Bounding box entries
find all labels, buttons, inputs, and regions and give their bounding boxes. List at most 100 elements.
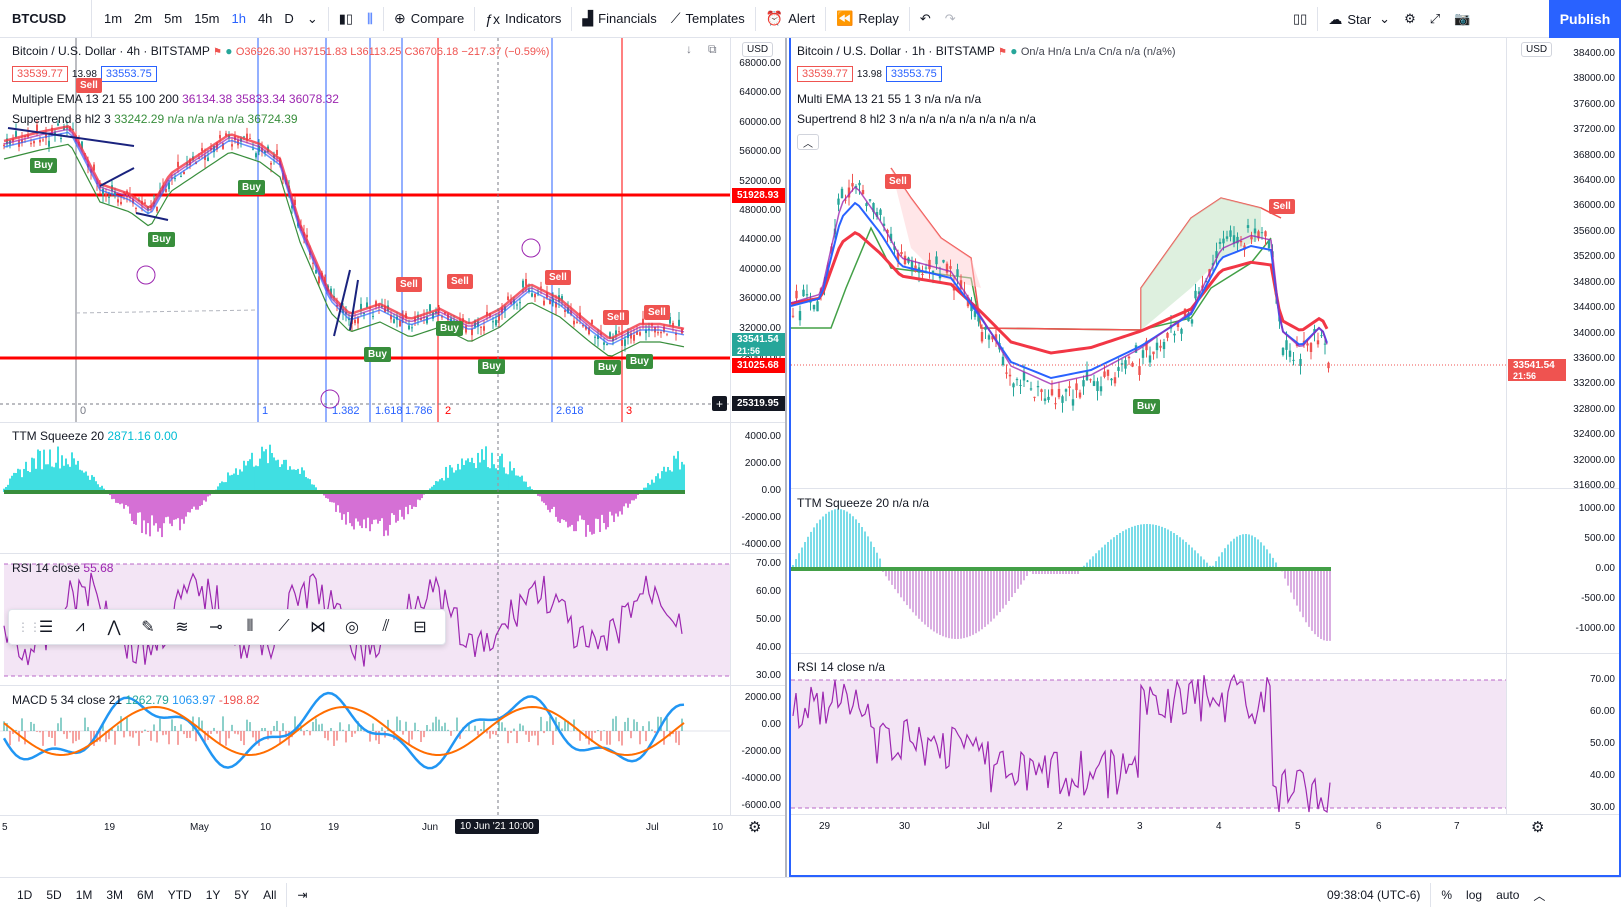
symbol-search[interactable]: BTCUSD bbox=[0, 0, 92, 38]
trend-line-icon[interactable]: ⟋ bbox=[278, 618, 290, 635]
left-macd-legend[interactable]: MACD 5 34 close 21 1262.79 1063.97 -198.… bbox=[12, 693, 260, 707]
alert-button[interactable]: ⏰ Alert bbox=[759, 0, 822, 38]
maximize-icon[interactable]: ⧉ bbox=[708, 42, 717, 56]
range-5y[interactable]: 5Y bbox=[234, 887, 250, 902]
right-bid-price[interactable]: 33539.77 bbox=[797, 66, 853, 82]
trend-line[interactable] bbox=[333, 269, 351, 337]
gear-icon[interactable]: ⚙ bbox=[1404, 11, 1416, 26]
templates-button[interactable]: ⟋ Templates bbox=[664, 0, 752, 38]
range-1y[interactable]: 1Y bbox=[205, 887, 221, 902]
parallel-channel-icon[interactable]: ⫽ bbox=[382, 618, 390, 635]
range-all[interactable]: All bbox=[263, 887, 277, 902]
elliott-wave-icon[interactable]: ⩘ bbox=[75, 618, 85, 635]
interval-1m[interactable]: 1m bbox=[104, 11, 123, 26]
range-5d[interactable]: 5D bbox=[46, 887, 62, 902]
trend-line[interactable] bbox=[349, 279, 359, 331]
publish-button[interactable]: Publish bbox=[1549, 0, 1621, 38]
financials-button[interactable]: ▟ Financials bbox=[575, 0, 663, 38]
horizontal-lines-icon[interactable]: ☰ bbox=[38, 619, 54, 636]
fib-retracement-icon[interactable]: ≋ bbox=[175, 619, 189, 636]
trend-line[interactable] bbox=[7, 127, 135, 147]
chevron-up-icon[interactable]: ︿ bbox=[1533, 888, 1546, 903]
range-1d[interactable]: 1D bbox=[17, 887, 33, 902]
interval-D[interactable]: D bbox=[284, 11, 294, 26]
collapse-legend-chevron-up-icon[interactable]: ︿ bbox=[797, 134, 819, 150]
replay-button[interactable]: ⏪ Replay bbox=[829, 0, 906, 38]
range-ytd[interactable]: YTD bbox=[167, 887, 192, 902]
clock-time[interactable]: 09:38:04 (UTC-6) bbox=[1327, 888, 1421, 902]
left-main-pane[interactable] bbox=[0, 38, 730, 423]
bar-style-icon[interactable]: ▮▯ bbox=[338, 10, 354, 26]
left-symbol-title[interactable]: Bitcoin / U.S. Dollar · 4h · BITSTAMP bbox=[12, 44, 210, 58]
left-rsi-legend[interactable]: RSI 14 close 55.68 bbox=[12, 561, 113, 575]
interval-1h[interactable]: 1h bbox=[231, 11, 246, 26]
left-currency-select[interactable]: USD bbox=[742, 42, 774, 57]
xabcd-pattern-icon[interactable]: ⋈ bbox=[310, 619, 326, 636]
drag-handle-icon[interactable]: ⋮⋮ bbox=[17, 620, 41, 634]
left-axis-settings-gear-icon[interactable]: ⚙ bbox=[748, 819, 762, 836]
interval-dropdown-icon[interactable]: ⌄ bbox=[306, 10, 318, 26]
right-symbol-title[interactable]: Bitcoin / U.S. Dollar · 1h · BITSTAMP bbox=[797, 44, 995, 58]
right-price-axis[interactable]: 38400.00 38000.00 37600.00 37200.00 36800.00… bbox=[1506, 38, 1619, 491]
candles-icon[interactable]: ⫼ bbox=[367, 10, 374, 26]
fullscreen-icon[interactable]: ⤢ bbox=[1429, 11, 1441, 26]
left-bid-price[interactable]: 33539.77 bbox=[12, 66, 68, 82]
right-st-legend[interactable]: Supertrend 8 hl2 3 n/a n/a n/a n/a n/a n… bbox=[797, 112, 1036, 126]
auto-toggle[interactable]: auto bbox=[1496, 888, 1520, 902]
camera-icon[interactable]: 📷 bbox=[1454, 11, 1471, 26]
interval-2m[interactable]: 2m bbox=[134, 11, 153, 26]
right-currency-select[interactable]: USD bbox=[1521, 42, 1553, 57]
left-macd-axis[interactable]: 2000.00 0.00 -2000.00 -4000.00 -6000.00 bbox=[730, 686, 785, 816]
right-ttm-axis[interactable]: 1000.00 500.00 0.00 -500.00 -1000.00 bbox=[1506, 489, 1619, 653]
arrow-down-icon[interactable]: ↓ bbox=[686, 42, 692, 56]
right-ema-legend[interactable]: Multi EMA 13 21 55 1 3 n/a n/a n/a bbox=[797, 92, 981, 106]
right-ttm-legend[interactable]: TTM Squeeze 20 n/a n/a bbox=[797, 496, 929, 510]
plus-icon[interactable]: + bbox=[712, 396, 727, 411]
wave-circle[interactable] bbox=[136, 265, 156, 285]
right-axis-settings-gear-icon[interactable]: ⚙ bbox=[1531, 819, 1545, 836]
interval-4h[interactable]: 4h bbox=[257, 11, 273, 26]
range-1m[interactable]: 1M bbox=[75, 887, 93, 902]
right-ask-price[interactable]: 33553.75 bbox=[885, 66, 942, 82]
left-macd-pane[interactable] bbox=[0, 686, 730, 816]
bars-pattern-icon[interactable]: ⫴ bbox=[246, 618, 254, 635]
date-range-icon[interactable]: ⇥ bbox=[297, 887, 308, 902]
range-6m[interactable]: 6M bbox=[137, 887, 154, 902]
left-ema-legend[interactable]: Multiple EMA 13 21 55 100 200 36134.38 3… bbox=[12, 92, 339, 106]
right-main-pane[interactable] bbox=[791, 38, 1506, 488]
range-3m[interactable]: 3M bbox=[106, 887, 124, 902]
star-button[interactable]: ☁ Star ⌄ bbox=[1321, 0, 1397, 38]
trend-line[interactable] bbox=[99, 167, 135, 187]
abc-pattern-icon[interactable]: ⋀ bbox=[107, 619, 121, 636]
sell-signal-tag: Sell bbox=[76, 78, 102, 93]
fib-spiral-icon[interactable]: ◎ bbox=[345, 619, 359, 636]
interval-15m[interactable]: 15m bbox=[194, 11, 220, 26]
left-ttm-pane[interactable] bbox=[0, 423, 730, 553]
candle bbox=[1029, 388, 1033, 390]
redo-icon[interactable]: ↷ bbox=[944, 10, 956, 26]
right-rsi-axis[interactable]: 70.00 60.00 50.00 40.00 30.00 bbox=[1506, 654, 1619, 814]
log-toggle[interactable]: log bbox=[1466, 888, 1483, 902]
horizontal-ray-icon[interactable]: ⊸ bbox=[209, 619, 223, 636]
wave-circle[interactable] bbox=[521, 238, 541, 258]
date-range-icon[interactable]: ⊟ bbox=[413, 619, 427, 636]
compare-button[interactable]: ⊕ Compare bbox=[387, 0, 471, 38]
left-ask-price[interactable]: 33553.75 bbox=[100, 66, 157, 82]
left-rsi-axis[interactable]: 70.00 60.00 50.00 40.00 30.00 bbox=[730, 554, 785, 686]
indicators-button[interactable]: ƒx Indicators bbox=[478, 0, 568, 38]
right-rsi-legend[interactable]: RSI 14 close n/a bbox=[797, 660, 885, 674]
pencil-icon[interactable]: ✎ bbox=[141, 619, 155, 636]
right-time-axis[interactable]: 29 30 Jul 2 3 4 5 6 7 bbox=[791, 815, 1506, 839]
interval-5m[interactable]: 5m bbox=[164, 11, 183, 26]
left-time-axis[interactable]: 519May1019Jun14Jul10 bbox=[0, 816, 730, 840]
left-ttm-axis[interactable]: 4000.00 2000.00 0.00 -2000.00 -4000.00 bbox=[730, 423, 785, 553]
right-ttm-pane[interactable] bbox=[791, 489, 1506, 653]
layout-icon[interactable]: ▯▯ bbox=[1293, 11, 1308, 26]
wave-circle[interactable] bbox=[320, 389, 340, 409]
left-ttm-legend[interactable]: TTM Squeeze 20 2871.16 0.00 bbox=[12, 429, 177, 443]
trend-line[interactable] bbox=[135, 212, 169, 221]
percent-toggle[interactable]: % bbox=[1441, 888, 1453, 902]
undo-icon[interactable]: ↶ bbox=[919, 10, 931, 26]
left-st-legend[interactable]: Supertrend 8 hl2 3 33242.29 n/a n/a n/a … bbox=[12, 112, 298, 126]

• **To do**
Find every line in the records that contains the string "macd", matching case exactly, and copy each of those lines in full.

• **Completed exercise**
left-macd-legend[interactable]: MACD 5 34 close 21 1262.79 1063.97 -198.… bbox=[12, 693, 260, 707]
left-macd-axis[interactable]: 2000.00 0.00 -2000.00 -4000.00 -6000.00 bbox=[730, 686, 785, 816]
left-macd-pane[interactable] bbox=[0, 686, 730, 816]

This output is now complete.